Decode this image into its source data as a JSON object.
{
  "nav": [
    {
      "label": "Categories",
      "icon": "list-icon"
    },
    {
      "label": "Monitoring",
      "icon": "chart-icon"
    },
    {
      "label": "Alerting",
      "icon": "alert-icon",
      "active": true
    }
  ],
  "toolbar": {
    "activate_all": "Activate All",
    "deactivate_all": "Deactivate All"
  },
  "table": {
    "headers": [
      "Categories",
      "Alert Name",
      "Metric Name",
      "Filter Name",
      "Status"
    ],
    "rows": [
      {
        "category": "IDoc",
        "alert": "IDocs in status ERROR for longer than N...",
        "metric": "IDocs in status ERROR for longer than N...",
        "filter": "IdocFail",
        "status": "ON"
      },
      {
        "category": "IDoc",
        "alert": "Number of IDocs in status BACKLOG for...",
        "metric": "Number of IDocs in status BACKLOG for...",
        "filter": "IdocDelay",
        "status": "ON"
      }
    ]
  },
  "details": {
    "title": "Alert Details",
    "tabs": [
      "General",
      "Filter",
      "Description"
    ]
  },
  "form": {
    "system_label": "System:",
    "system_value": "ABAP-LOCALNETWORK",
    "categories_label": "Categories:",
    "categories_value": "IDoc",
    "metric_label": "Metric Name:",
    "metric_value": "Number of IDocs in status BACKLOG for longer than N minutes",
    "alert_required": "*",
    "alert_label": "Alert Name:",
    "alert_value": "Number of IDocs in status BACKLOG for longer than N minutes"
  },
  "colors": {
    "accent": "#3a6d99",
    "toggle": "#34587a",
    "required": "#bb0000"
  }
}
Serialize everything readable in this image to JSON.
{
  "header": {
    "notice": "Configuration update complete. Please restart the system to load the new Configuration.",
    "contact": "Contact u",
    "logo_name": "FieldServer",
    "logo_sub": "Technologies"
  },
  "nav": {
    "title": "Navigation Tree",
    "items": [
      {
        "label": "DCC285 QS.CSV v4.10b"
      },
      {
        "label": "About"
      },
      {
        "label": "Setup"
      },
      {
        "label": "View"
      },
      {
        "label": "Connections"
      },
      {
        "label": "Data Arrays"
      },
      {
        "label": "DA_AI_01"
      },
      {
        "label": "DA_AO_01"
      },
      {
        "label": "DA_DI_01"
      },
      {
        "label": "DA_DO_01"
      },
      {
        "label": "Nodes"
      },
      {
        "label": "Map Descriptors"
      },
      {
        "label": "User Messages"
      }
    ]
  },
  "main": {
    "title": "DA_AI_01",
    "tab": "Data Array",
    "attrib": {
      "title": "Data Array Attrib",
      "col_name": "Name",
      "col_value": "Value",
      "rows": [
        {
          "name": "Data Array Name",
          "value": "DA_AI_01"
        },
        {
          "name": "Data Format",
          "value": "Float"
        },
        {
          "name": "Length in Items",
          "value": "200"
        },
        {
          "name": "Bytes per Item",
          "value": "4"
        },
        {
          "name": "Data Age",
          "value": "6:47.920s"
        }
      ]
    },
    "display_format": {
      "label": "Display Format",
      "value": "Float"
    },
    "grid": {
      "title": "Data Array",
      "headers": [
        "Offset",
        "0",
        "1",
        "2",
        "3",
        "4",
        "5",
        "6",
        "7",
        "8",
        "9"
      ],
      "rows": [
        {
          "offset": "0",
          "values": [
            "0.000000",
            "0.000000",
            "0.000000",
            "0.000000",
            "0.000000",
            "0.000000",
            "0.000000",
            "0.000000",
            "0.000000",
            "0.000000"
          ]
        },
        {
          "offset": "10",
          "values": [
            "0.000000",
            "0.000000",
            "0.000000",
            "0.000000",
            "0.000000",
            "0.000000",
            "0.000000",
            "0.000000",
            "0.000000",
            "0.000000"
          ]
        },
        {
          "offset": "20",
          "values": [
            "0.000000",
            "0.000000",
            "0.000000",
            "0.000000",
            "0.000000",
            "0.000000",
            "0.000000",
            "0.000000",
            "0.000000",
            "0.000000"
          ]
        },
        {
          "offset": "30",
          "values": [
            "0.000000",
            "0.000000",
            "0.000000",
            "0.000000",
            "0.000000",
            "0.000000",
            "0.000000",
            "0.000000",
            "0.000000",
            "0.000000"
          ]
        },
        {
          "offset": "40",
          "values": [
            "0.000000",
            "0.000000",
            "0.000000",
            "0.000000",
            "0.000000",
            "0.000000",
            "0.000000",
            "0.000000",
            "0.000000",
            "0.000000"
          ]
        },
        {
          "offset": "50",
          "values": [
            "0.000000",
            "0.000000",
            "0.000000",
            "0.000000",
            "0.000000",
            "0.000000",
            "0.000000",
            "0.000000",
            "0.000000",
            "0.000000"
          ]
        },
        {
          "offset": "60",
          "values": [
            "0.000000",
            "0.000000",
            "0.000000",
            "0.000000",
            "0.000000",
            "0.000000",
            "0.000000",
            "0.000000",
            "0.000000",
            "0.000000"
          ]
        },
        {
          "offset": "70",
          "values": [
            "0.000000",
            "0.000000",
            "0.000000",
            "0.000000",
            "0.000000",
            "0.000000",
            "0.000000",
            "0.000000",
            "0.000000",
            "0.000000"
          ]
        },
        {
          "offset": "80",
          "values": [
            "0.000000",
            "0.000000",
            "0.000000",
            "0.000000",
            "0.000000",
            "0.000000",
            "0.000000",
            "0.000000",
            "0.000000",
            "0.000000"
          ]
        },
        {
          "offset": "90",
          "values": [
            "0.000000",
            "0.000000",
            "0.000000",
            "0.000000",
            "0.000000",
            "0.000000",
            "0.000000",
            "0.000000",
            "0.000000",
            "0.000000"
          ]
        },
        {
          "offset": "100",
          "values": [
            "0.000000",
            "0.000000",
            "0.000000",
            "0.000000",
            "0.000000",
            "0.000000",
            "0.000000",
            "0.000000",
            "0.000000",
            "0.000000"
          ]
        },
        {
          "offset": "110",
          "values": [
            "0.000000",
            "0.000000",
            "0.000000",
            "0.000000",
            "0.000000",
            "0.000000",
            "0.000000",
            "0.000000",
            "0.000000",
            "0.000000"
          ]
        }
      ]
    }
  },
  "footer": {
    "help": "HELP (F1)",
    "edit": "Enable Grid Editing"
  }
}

____

GIVEN PROBLEM
Everything in the listing above should be restated exactly.

COMPLETE OUTPUT
Decode this image into its source data as a JSON object.
{
  "nav": [
    {
      "label": "Categories",
      "icon": "list-icon"
    },
    {
      "label": "Monitoring",
      "icon": "chart-icon"
    },
    {
      "label": "Alerting",
      "icon": "alert-icon",
      "active": true
    }
  ],
  "toolbar": {
    "activate_all": "Activate All",
    "deactivate_all": "Deactivate All"
  },
  "table": {
    "headers": [
      "Categories",
      "Alert Name",
      "Metric Name",
      "Filter Name",
      "Status"
    ],
    "rows": [
      {
        "category": "IDoc",
        "alert": "IDocs in status ERROR for longer than N...",
        "metric": "IDocs in status ERROR for longer than N...",
        "filter": "IdocFail",
        "status": "ON"
      },
      {
        "category": "IDoc",
        "alert": "Number of IDocs in status BACKLOG for...",
        "metric": "Number of IDocs in status BACKLOG for...",
        "filter": "IdocDelay",
        "status": "ON"
      }
    ]
  },
  "details": {
    "title": "Alert Details",
    "tabs": [
      "General",
      "Filter",
      "Description"
    ]
  },
  "form": {
    "system_label": "System:",
    "system_value": "ABAP-LOCALNETWORK",
    "categories_label": "Categories:",
    "categories_value": "IDoc",
    "metric_label": "Metric Name:",
    "metric_value": "Number of IDocs in status BACKLOG for longer than N minutes",
    "alert_required": "*",
    "alert_label": "Alert Name:",
    "alert_value": "Number of IDocs in status BACKLOG for longer than N minutes"
  },
  "colors": {
    "accent": "#3a6d99",
    "toggle": "#34587a",
    "required": "#bb0000"
  }
}
Serialize everything readable in this image to JSON.
{
  "header": {
    "notice": "Configuration update complete. Please restart the system to load the new Configuration.",
    "contact": "Contact u",
    "logo_name": "FieldServer",
    "logo_sub": "Technologies"
  },
  "nav": {
    "title": "Navigation Tree",
    "items": [
      {
        "label": "DCC285 QS.CSV v4.10b"
      },
      {
        "label": "About"
      },
      {
        "label": "Setup"
      },
      {
        "label": "View"
      },
      {
        "label": "Connections"
      },
      {
        "label": "Data Arrays"
      },
      {
        "label": "DA_AI_01"
      },
      {
        "label": "DA_AO_01"
      },
      {
        "label": "DA_DI_01"
      },
      {
        "label": "DA_DO_01"
      },
      {
        "label": "Nodes"
      },
      {
        "label": "Map Descriptors"
      },
      {
        "label": "User Messages"
      }
    ]
  },
  "main": {
    "title": "DA_AI_01",
    "tab": "Data Array",
    "attrib": {
      "title": "Data Array Attrib",
      "col_name": "Name",
      "col_value": "Value",
      "rows": [
        {
          "name": "Data Array Name",
          "value": "DA_AI_01"
        },
        {
          "name": "Data Format",
          "value": "Float"
        },
        {
          "name": "Length in Items",
          "value": "200"
        },
        {
          "name": "Bytes per Item",
          "value": "4"
        },
        {
          "name": "Data Age",
          "value": "6:47.920s"
        }
      ]
    },
    "display_format": {
      "label": "Display Format",
      "value": "Float"
    },
    "grid": {
      "title": "Data Array",
      "headers": [
        "Offset",
        "0",
        "1",
        "2",
        "3",
        "4",
        "5",
        "6",
        "7",
        "8",
        "9"
      ],
      "rows": [
        {
          "offset": "0",
          "values": [
            "0.000000",
            "0.000000",
            "0.000000",
            "0.000000",
            "0.000000",
            "0.000000",
            "0.000000",
            "0.000000",
            "0.000000",
            "0.000000"
          ]
        },
        {
          "offset": "10",
          "values": [
            "0.000000",
            "0.000000",
            "0.000000",
            "0.000000",
            "0.000000",
            "0.000000",
            "0.000000",
            "0.000000",
            "0.000000",
            "0.000000"
          ]
        },
        {
          "offset": "20",
          "values": [
            "0.000000",
            "0.000000",
            "0.000000",
            "0.000000",
            "0.000000",
            "0.000000",
            "0.000000",
            "0.000000",
            "0.000000",
            "0.000000"
          ]
        },
        {
          "offset": "30",
          "values": [
            "0.000000",
            "0.000000",
            "0.000000",
            "0.000000",
            "0.000000",
            "0.000000",
            "0.000000",
            "0.000000",
            "0.000000",
            "0.000000"
          ]
        },
        {
          "offset": "40",
          "values": [
            "0.000000",
            "0.000000",
            "0.000000",
            "0.000000",
            "0.000000",
            "0.000000",
            "0.000000",
            "0.000000",
            "0.000000",
            "0.000000"
          ]
        },
        {
          "offset": "50",
          "values": [
            "0.000000",
            "0.000000",
            "0.000000",
            "0.000000",
            "0.000000",
            "0.000000",
            "0.000000",
            "0.000000",
            "0.000000",
            "0.000000"
          ]
        },
        {
          "offset": "60",
          "values": [
            "0.000000",
            "0.000000",
            "0.000000",
            "0.000000",
            "0.000000",
            "0.000000",
            "0.000000",
            "0.000000",
            "0.000000",
            "0.000000"
          ]
        },
        {
          "offset": "70",
          "values": [
            "0.000000",
            "0.000000",
            "0.000000",
            "0.000000",
            "0.000000",
            "0.000000",
            "0.000000",
            "0.000000",
            "0.000000",
            "0.000000"
          ]
        },
        {
          "offset": "80",
          "values": [
            "0.000000",
            "0.000000",
            "0.000000",
            "0.000000",
            "0.000000",
            "0.000000",
            "0.000000",
            "0.000000",
            "0.000000",
            "0.000000"
          ]
        },
        {
          "offset": "90",
          "values": [
            "0.000000",
            "0.000000",
            "0.000000",
            "0.000000",
            "0.000000",
            "0.000000",
            "0.000000",
            "0.000000",
            "0.000000",
            "0.000000"
          ]
        },
        {
          "offset": "100",
          "values": [
            "0.000000",
            "0.000000",
            "0.000000",
            "0.000000",
            "0.000000",
            "0.000000",
            "0.000000",
            "0.000000",
            "0.000000",
            "0.000000"
          ]
        },
        {
          "offset": "110",
          "values": [
            "0.000000",
            "0.000000",
            "0.000000",
            "0.000000",
            "0.000000",
            "0.000000",
            "0.000000",
            "0.000000",
            "0.000000",
            "0.000000"
          ]
        }
      ]
    }
  },
  "footer": {
    "help": "HELP (F1)",
    "edit": "Enable Grid Editing"
  }
}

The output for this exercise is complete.